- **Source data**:
_____

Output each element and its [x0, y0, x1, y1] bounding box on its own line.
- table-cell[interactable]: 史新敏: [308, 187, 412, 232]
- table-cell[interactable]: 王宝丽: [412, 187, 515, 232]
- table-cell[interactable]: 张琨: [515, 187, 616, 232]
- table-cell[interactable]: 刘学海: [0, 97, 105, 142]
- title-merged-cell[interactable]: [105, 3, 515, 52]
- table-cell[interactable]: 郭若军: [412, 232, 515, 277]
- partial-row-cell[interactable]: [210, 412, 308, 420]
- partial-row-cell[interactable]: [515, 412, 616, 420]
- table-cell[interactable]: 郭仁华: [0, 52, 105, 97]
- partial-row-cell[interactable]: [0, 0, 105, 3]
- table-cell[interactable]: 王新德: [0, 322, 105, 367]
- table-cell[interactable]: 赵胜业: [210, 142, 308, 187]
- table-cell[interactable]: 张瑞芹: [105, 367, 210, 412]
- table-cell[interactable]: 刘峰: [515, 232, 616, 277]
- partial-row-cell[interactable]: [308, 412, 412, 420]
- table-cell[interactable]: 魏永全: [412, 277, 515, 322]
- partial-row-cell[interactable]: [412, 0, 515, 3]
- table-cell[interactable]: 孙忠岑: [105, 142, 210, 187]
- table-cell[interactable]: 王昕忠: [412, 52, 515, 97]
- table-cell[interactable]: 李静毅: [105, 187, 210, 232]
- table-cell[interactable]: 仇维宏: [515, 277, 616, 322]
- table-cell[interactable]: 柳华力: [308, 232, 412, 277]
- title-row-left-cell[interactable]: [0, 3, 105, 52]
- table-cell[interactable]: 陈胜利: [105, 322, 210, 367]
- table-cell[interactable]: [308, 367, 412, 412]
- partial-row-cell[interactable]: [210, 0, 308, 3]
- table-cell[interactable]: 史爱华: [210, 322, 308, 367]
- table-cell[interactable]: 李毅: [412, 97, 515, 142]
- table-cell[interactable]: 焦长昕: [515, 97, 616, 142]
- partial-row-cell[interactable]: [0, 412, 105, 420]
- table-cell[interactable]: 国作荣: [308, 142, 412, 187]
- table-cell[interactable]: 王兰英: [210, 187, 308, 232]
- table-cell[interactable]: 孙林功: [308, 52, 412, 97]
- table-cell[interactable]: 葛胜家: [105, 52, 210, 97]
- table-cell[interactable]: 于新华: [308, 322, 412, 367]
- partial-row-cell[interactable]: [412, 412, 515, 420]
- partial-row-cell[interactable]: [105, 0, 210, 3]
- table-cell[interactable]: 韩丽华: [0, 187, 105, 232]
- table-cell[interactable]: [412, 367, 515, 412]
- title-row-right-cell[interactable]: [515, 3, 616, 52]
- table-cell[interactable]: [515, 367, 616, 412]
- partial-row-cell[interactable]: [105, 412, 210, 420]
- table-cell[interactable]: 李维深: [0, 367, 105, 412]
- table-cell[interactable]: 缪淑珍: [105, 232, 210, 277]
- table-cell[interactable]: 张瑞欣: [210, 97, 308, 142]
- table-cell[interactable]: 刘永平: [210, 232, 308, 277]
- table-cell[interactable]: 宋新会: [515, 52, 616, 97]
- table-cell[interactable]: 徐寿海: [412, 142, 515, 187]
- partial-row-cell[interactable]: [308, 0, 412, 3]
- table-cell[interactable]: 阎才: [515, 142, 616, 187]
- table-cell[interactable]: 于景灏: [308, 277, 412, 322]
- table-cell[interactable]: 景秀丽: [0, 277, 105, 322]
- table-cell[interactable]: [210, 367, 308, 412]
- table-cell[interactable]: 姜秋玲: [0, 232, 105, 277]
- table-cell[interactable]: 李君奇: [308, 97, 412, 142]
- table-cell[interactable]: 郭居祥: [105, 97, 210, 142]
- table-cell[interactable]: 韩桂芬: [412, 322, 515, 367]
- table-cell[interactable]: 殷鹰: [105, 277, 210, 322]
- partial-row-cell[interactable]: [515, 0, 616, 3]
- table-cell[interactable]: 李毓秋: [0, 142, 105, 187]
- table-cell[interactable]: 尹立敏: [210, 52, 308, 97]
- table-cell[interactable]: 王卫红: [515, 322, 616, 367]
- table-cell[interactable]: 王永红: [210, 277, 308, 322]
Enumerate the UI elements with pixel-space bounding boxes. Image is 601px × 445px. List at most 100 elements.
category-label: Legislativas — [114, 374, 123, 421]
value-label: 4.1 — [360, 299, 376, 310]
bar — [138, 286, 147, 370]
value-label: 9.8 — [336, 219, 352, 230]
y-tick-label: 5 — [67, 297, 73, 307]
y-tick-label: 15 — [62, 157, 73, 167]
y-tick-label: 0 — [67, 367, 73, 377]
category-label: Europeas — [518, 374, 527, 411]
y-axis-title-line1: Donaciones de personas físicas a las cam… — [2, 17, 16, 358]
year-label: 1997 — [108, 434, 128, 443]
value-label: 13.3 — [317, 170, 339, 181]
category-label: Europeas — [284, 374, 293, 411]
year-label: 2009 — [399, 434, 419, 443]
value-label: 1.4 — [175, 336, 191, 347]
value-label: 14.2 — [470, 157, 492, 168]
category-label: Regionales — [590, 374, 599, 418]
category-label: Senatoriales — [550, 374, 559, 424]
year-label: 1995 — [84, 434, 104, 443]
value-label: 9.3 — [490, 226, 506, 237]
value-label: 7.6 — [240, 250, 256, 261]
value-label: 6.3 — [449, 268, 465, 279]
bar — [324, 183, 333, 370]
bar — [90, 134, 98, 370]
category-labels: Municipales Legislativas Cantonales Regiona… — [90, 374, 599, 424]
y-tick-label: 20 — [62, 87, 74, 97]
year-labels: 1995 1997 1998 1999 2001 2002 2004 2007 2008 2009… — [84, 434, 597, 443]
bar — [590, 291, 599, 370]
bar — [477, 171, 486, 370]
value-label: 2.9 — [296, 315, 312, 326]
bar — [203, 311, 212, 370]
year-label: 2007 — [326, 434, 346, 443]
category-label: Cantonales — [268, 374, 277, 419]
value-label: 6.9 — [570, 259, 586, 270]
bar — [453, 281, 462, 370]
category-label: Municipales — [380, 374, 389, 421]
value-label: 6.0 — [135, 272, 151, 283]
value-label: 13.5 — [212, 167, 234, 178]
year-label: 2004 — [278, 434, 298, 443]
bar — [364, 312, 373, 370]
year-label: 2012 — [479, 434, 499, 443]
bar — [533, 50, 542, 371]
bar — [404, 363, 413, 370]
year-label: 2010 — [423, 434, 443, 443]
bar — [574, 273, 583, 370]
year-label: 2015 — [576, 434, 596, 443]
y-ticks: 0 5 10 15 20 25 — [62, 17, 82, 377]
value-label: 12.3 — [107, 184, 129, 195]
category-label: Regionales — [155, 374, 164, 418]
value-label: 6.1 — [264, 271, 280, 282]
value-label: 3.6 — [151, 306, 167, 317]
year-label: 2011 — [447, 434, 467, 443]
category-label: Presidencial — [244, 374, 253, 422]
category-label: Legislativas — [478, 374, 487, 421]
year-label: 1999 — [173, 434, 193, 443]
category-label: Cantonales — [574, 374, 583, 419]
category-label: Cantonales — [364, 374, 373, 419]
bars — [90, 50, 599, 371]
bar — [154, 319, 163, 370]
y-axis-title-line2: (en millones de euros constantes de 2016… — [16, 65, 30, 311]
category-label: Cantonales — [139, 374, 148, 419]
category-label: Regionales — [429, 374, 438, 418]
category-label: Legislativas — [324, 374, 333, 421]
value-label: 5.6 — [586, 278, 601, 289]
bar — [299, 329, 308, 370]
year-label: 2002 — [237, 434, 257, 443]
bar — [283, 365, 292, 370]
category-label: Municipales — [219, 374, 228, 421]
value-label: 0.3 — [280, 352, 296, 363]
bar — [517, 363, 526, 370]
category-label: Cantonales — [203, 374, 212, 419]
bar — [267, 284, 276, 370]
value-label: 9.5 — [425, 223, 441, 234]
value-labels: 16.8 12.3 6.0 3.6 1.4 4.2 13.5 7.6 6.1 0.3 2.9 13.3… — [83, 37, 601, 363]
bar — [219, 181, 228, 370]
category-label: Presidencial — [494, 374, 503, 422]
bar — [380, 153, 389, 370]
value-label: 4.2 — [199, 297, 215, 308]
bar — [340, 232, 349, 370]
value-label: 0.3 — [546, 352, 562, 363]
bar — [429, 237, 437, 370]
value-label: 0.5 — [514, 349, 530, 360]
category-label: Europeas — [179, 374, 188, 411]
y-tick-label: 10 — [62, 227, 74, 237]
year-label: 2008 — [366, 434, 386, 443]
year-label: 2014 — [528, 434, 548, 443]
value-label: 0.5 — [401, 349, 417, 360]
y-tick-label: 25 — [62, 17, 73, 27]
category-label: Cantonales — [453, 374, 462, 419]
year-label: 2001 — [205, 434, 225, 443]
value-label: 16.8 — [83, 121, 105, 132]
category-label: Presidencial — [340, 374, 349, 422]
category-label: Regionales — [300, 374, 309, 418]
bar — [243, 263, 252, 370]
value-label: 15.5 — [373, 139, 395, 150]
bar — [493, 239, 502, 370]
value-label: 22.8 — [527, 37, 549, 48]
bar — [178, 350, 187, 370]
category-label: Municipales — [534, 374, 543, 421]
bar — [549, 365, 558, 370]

_____

- **TASK DETAILS**:
Reproduce the data above word for word, starting at its first line and ending with the line that contains "- partial-row-cell[interactable]: [412, 412, 515, 420]", both included.

- **FULL OUTPUT**:
Output each element and its [x0, y0, x1, y1] bounding box on its own line.
- table-cell[interactable]: 史新敏: [308, 187, 412, 232]
- table-cell[interactable]: 王宝丽: [412, 187, 515, 232]
- table-cell[interactable]: 张琨: [515, 187, 616, 232]
- table-cell[interactable]: 刘学海: [0, 97, 105, 142]
- title-merged-cell[interactable]: [105, 3, 515, 52]
- table-cell[interactable]: 郭若军: [412, 232, 515, 277]
- partial-row-cell[interactable]: [210, 412, 308, 420]
- partial-row-cell[interactable]: [515, 412, 616, 420]
- table-cell[interactable]: 郭仁华: [0, 52, 105, 97]
- partial-row-cell[interactable]: [0, 0, 105, 3]
- table-cell[interactable]: 王新德: [0, 322, 105, 367]
- table-cell[interactable]: 赵胜业: [210, 142, 308, 187]
- table-cell[interactable]: 张瑞芹: [105, 367, 210, 412]
- table-cell[interactable]: 刘峰: [515, 232, 616, 277]
- partial-row-cell[interactable]: [308, 412, 412, 420]
- table-cell[interactable]: 魏永全: [412, 277, 515, 322]
- partial-row-cell[interactable]: [412, 0, 515, 3]
- table-cell[interactable]: 孙忠岑: [105, 142, 210, 187]
- table-cell[interactable]: 王昕忠: [412, 52, 515, 97]
- table-cell[interactable]: 李静毅: [105, 187, 210, 232]
- table-cell[interactable]: 仇维宏: [515, 277, 616, 322]
- table-cell[interactable]: 柳华力: [308, 232, 412, 277]
- title-row-left-cell[interactable]: [0, 3, 105, 52]
- table-cell[interactable]: 陈胜利: [105, 322, 210, 367]
- table-cell[interactable]: [308, 367, 412, 412]
- partial-row-cell[interactable]: [210, 0, 308, 3]
- table-cell[interactable]: 史爱华: [210, 322, 308, 367]
- table-cell[interactable]: 李毅: [412, 97, 515, 142]
- table-cell[interactable]: 焦长昕: [515, 97, 616, 142]
- partial-row-cell[interactable]: [0, 412, 105, 420]
- table-cell[interactable]: 国作荣: [308, 142, 412, 187]
- table-cell[interactable]: 王兰英: [210, 187, 308, 232]
- table-cell[interactable]: 孙林功: [308, 52, 412, 97]
- table-cell[interactable]: 葛胜家: [105, 52, 210, 97]
- table-cell[interactable]: 于新华: [308, 322, 412, 367]
- partial-row-cell[interactable]: [412, 412, 515, 420]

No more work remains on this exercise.